[TASK DIRECTIONS]
Reproduce the records below in full and exactly, without their images.

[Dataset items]
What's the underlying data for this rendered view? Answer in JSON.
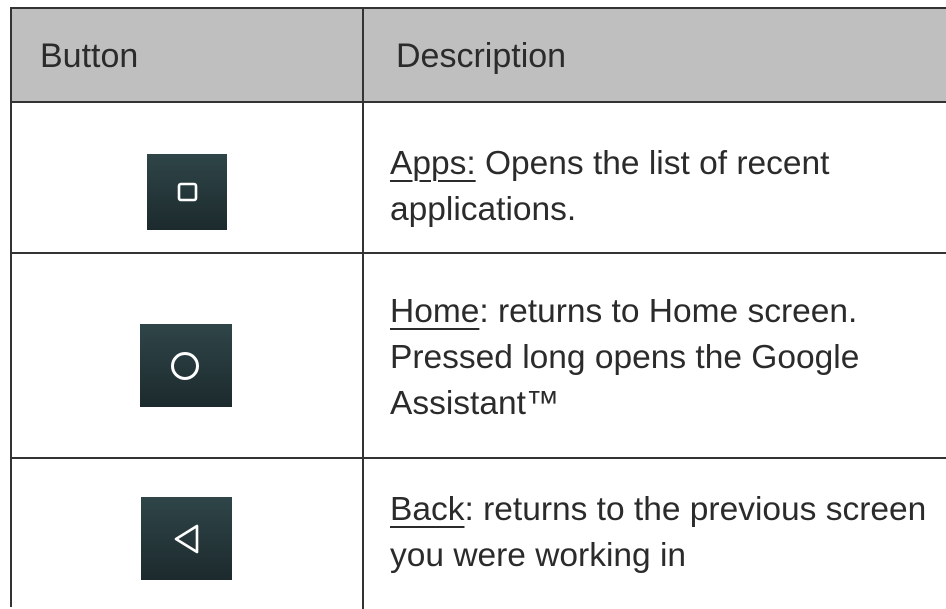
{
  "table": {
    "headers": {
      "button": "Button",
      "description": "Description"
    },
    "rows": [
      {
        "icon": "square-icon",
        "term": "Apps:",
        "text": " Opens the list of recent applications."
      },
      {
        "icon": "circle-icon",
        "term": "Home",
        "text": ": returns to Home screen. Pressed long opens the Google Assistant™"
      },
      {
        "icon": "triangle-left-icon",
        "term": "Back",
        "text": ": returns to the previous screen you were working in"
      }
    ]
  },
  "colors": {
    "header_background": "#bfbfbf",
    "button_background": "#22363a",
    "border": "#333333"
  }
}
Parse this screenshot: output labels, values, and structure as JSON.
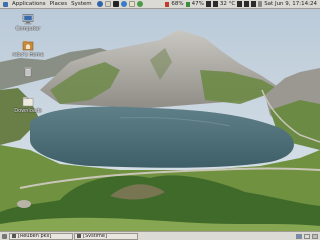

[EXERCISE RESULT]
What's the underlying data for this rendered view? Answer in JSON.
{
  "table": {
    "headers": {
      "button": "Button",
      "description": "Description"
    },
    "rows": [
      {
        "icon": "square-icon",
        "term": "Apps:",
        "text": " Opens the list of recent applications."
      },
      {
        "icon": "circle-icon",
        "term": "Home",
        "text": ": returns to Home screen. Pressed long opens the Google Assistant™"
      },
      {
        "icon": "triangle-left-icon",
        "term": "Back",
        "text": ": returns to the previous screen you were working in"
      }
    ]
  },
  "colors": {
    "header_background": "#bfbfbf",
    "button_background": "#22363a",
    "border": "#333333"
  }
}
Parse this screenshot: output labels, values, and structure as JSON.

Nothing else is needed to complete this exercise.